** BEGIN Data to process **

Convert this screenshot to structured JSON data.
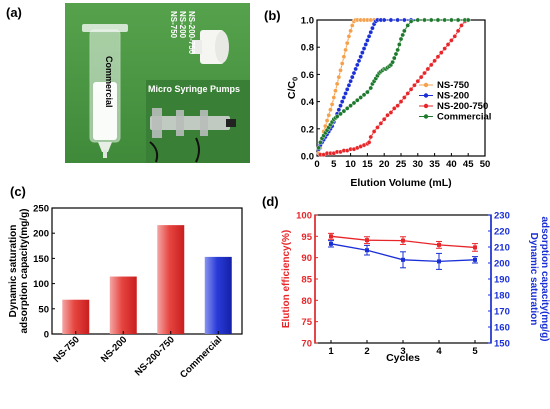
{
  "panels": {
    "a": "(a)",
    "b": "(b)",
    "c": "(c)",
    "d": "(d)"
  },
  "photo": {
    "syringe_label": "Commercial",
    "column_labels": [
      "NS-750",
      "NS-200",
      "NS-200-750"
    ],
    "pump_label": "Micro Syringe Pumps"
  },
  "chart_data": [
    {
      "panel": "b",
      "type": "line",
      "xlabel": "Elution Volume (mL)",
      "ylabel": "C/C0",
      "xlim": [
        0,
        50
      ],
      "ylim": [
        0.0,
        1.0
      ],
      "xticks": [
        "0",
        "5",
        "10",
        "15",
        "20",
        "25",
        "30",
        "35",
        "40",
        "45",
        "50"
      ],
      "yticks": [
        "0.0",
        "0.2",
        "0.4",
        "0.6",
        "0.8",
        "1.0"
      ],
      "legend": "right",
      "series": [
        {
          "name": "NS-750",
          "color": "#f5a04a",
          "marker": "circle",
          "x": [
            0.5,
            1,
            1.5,
            2,
            2.5,
            3,
            3.5,
            4,
            4.5,
            5,
            5.5,
            6,
            6.5,
            7,
            7.5,
            8,
            8.5,
            9,
            9.5,
            10,
            10.5,
            11,
            11.5,
            12,
            13,
            14,
            15,
            16,
            17,
            18,
            19,
            20,
            22,
            24,
            26,
            28,
            30,
            32,
            34,
            36,
            38,
            40,
            42,
            44,
            45
          ],
          "y": [
            0.02,
            0.06,
            0.12,
            0.18,
            0.22,
            0.26,
            0.3,
            0.34,
            0.38,
            0.43,
            0.48,
            0.53,
            0.58,
            0.63,
            0.68,
            0.73,
            0.78,
            0.83,
            0.88,
            0.92,
            0.96,
            0.99,
            1.0,
            1.0,
            1.0,
            1.0,
            1.0,
            1.0,
            1.0,
            1.0,
            1.0,
            1.0,
            1.0,
            1.0,
            1.0,
            1.0,
            1.0,
            1.0,
            1.0,
            1.0,
            1.0,
            1.0,
            1.0,
            1.0,
            1.0
          ]
        },
        {
          "name": "NS-200",
          "color": "#1a2fd6",
          "marker": "circle",
          "x": [
            0.5,
            1,
            1.5,
            2,
            2.5,
            3,
            3.5,
            4,
            4.5,
            5,
            5.5,
            6,
            6.5,
            7,
            7.5,
            8,
            8.5,
            9,
            9.5,
            10,
            10.5,
            11,
            11.5,
            12,
            12.5,
            13,
            13.5,
            14,
            14.5,
            15,
            15.5,
            16,
            16.5,
            17,
            17.5,
            18,
            19,
            20,
            22,
            24,
            26,
            28,
            30,
            32,
            34,
            36,
            38,
            40,
            42,
            44,
            45
          ],
          "y": [
            0.05,
            0.08,
            0.1,
            0.12,
            0.14,
            0.16,
            0.18,
            0.2,
            0.22,
            0.25,
            0.28,
            0.31,
            0.34,
            0.37,
            0.4,
            0.43,
            0.46,
            0.49,
            0.52,
            0.55,
            0.58,
            0.61,
            0.64,
            0.67,
            0.7,
            0.73,
            0.76,
            0.79,
            0.82,
            0.85,
            0.88,
            0.91,
            0.94,
            0.97,
            0.99,
            1.0,
            1.0,
            1.0,
            1.0,
            1.0,
            1.0,
            1.0,
            1.0,
            1.0,
            1.0,
            1.0,
            1.0,
            1.0,
            1.0,
            1.0,
            1.0
          ]
        },
        {
          "name": "NS-200-750",
          "color": "#e8262a",
          "marker": "circle",
          "x": [
            1,
            2,
            3,
            4,
            5,
            6,
            7,
            8,
            9,
            10,
            11,
            12,
            13,
            14,
            15,
            15.5,
            16,
            17,
            18,
            19,
            20,
            21,
            22,
            23,
            24,
            25,
            26,
            27,
            28,
            29,
            30,
            31,
            32,
            33,
            34,
            35,
            36,
            37,
            38,
            39,
            40,
            41,
            42,
            43,
            44,
            45
          ],
          "y": [
            0.01,
            0.01,
            0.02,
            0.02,
            0.02,
            0.03,
            0.03,
            0.04,
            0.04,
            0.05,
            0.05,
            0.06,
            0.07,
            0.08,
            0.09,
            0.1,
            0.14,
            0.18,
            0.21,
            0.24,
            0.27,
            0.3,
            0.32,
            0.35,
            0.37,
            0.4,
            0.43,
            0.46,
            0.49,
            0.52,
            0.55,
            0.58,
            0.61,
            0.64,
            0.67,
            0.7,
            0.73,
            0.76,
            0.79,
            0.82,
            0.85,
            0.88,
            0.92,
            0.96,
            0.99,
            1.0
          ]
        },
        {
          "name": "Commercial",
          "color": "#1d7a2c",
          "marker": "circle",
          "x": [
            0.5,
            1,
            1.5,
            2,
            2.5,
            3,
            3.5,
            4,
            4.5,
            5,
            5.5,
            6,
            7,
            8,
            9,
            10,
            11,
            12,
            13,
            14,
            15,
            16,
            16.5,
            17,
            17.5,
            18,
            18.5,
            19,
            19.5,
            20,
            20.5,
            21,
            21.5,
            22,
            22.5,
            23,
            23.5,
            24,
            24.5,
            25,
            25.5,
            26,
            27,
            28,
            30,
            32,
            34,
            36,
            38,
            40,
            42,
            44,
            45
          ],
          "y": [
            0.06,
            0.1,
            0.13,
            0.15,
            0.17,
            0.19,
            0.21,
            0.23,
            0.25,
            0.27,
            0.28,
            0.29,
            0.31,
            0.33,
            0.35,
            0.37,
            0.39,
            0.41,
            0.43,
            0.45,
            0.47,
            0.5,
            0.53,
            0.55,
            0.57,
            0.59,
            0.61,
            0.62,
            0.63,
            0.64,
            0.64,
            0.65,
            0.66,
            0.67,
            0.69,
            0.72,
            0.75,
            0.78,
            0.82,
            0.86,
            0.89,
            0.92,
            0.96,
            0.99,
            1.0,
            1.0,
            1.0,
            1.0,
            1.0,
            1.0,
            1.0,
            1.0,
            1.0
          ]
        }
      ]
    },
    {
      "panel": "c",
      "type": "bar",
      "ylabel": "Dynamic saturation adsorption capacity(mg/g)",
      "ylim": [
        0,
        250
      ],
      "yticks": [
        "0",
        "50",
        "100",
        "150",
        "200",
        "250"
      ],
      "categories": [
        "NS-750",
        "NS-200",
        "NS-200-750",
        "Commercial"
      ],
      "values": [
        68,
        114,
        216,
        153
      ],
      "colors": [
        "#e9413f",
        "#e9413f",
        "#e9413f",
        "#2a3cd8"
      ]
    },
    {
      "panel": "d",
      "type": "line",
      "xlabel": "Cycles",
      "ylabel_left": "Elution efficiency(%)",
      "ylabel_right": "Dynamic saturation adsorption capacity(mg/g)",
      "categories": [
        "1",
        "2",
        "3",
        "4",
        "5"
      ],
      "ylim_left": [
        70,
        100
      ],
      "yticks_left": [
        "70",
        "75",
        "80",
        "85",
        "90",
        "95",
        "100"
      ],
      "ylim_right": [
        150,
        230
      ],
      "yticks_right": [
        "150",
        "160",
        "170",
        "180",
        "190",
        "200",
        "210",
        "220",
        "230"
      ],
      "series": [
        {
          "name": "Elution efficiency(%)",
          "axis": "left",
          "color": "#e8262a",
          "values": [
            95.0,
            94.1,
            94.0,
            93.0,
            92.4
          ],
          "errors": [
            0.7,
            0.8,
            0.9,
            0.8,
            0.9
          ]
        },
        {
          "name": "Dynamic saturation adsorption capacity(mg/g)",
          "axis": "right",
          "color": "#1a2fd6",
          "values": [
            212,
            208,
            202,
            201,
            202
          ],
          "errors": [
            2,
            3,
            5,
            5,
            2
          ]
        }
      ]
    }
  ]
}
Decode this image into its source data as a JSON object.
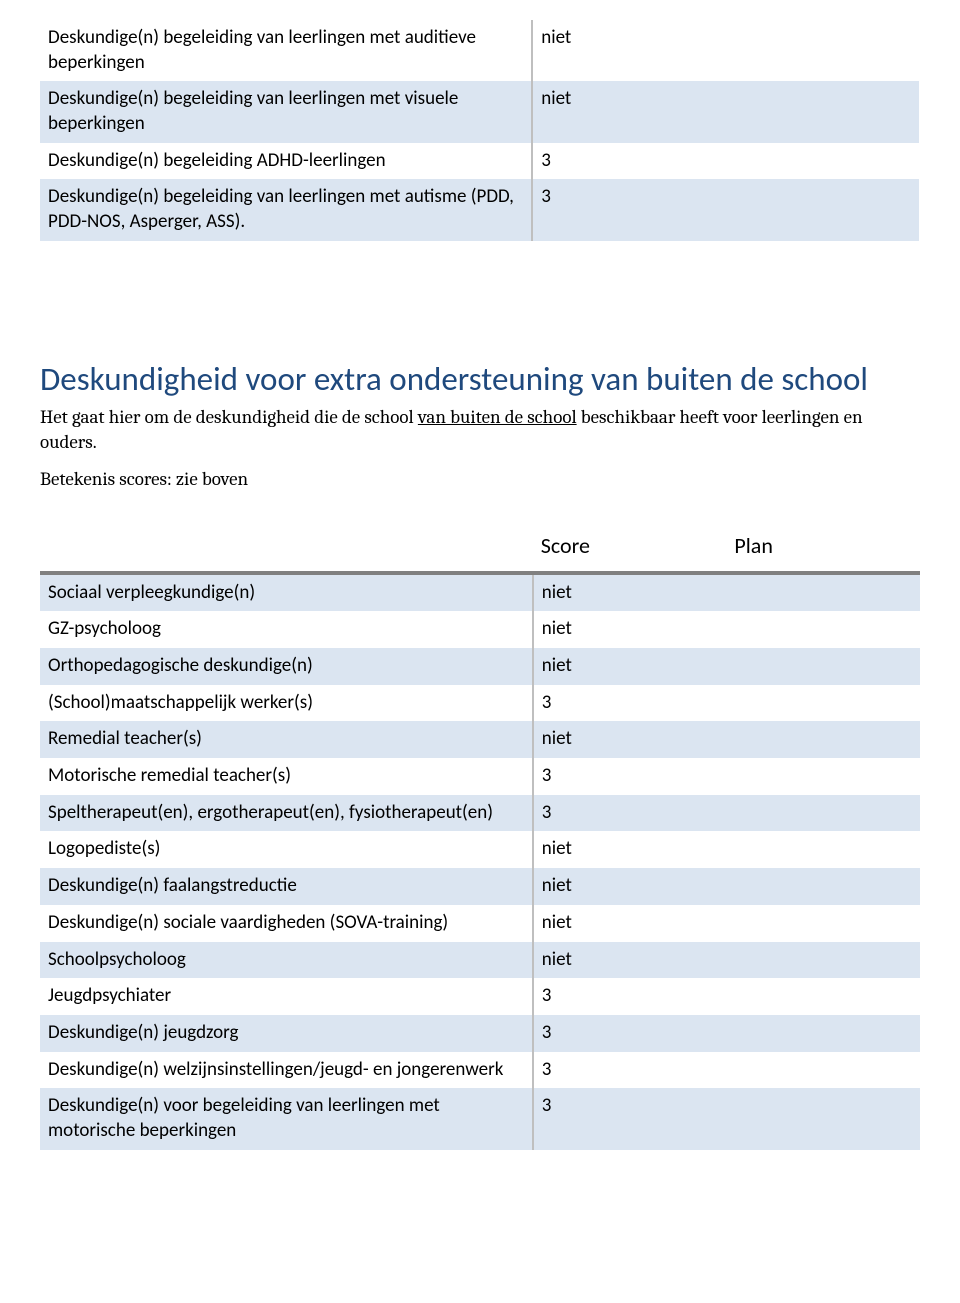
{
  "colors": {
    "row_shade": "#dbe5f1",
    "heading": "#1f497d",
    "separator": "#808080",
    "cell_border": "#bfbfbf",
    "text": "#000000",
    "background": "#ffffff"
  },
  "typography": {
    "body_font": "Calibri",
    "serif_font": "Cambria",
    "body_size_pt": 14,
    "heading_size_pt": 25,
    "header_row_size_pt": 16
  },
  "table1": {
    "columns": [
      "label",
      "score",
      "plan"
    ],
    "column_widths_pct": [
      56,
      22,
      22
    ],
    "rows": [
      {
        "label": "Deskundige(n) begeleiding van leerlingen met auditieve beperkingen",
        "score": "niet",
        "plan": "",
        "shaded": false
      },
      {
        "label": "Deskundige(n) begeleiding van leerlingen met visuele beperkingen",
        "score": "niet",
        "plan": "",
        "shaded": true
      },
      {
        "label": "Deskundige(n) begeleiding ADHD-leerlingen",
        "score": "3",
        "plan": "",
        "shaded": false
      },
      {
        "label": "Deskundige(n) begeleiding van leerlingen met autisme (PDD, PDD-NOS, Asperger, ASS).",
        "score": "3",
        "plan": "",
        "shaded": true
      }
    ]
  },
  "section": {
    "title": "Deskundigheid voor extra ondersteuning van buiten de school",
    "intro_before": "Het gaat hier om de deskundigheid die de school ",
    "intro_underlined": "van buiten de school",
    "intro_after": " beschikbaar heeft voor leerlingen en ouders.",
    "note": "Betekenis scores: zie boven"
  },
  "table2": {
    "header": {
      "label": "",
      "score": "Score",
      "plan": "Plan"
    },
    "columns": [
      "label",
      "score",
      "plan"
    ],
    "column_widths_pct": [
      56,
      22,
      22
    ],
    "rows": [
      {
        "label": "Sociaal verpleegkundige(n)",
        "score": "niet",
        "plan": "",
        "shaded": true
      },
      {
        "label": "GZ-psycholoog",
        "score": "niet",
        "plan": "",
        "shaded": false
      },
      {
        "label": "Orthopedagogische deskundige(n)",
        "score": "niet",
        "plan": "",
        "shaded": true
      },
      {
        "label": "(School)maatschappelijk werker(s)",
        "score": "3",
        "plan": "",
        "shaded": false
      },
      {
        "label": "Remedial teacher(s)",
        "score": "niet",
        "plan": "",
        "shaded": true
      },
      {
        "label": "Motorische remedial teacher(s)",
        "score": "3",
        "plan": "",
        "shaded": false
      },
      {
        "label": "Speltherapeut(en), ergotherapeut(en), fysiotherapeut(en)",
        "score": "3",
        "plan": "",
        "shaded": true
      },
      {
        "label": "Logopediste(s)",
        "score": "niet",
        "plan": "",
        "shaded": false
      },
      {
        "label": "Deskundige(n) faalangstreductie",
        "score": "niet",
        "plan": "",
        "shaded": true
      },
      {
        "label": "Deskundige(n) sociale vaardigheden (SOVA-training)",
        "score": "niet",
        "plan": "",
        "shaded": false
      },
      {
        "label": "Schoolpsycholoog",
        "score": "niet",
        "plan": "",
        "shaded": true
      },
      {
        "label": "Jeugdpsychiater",
        "score": "3",
        "plan": "",
        "shaded": false
      },
      {
        "label": "Deskundige(n) jeugdzorg",
        "score": "3",
        "plan": "",
        "shaded": true
      },
      {
        "label": "Deskundige(n) welzijnsinstellingen/jeugd- en jongerenwerk",
        "score": "3",
        "plan": "",
        "shaded": false
      },
      {
        "label": "Deskundige(n) voor begeleiding van leerlingen met motorische beperkingen",
        "score": "3",
        "plan": "",
        "shaded": true
      }
    ]
  }
}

** END Data to process **

Problem requirements:
What is the number of lines in the records that contain the string "saturation"? Give only that number.

The output:
3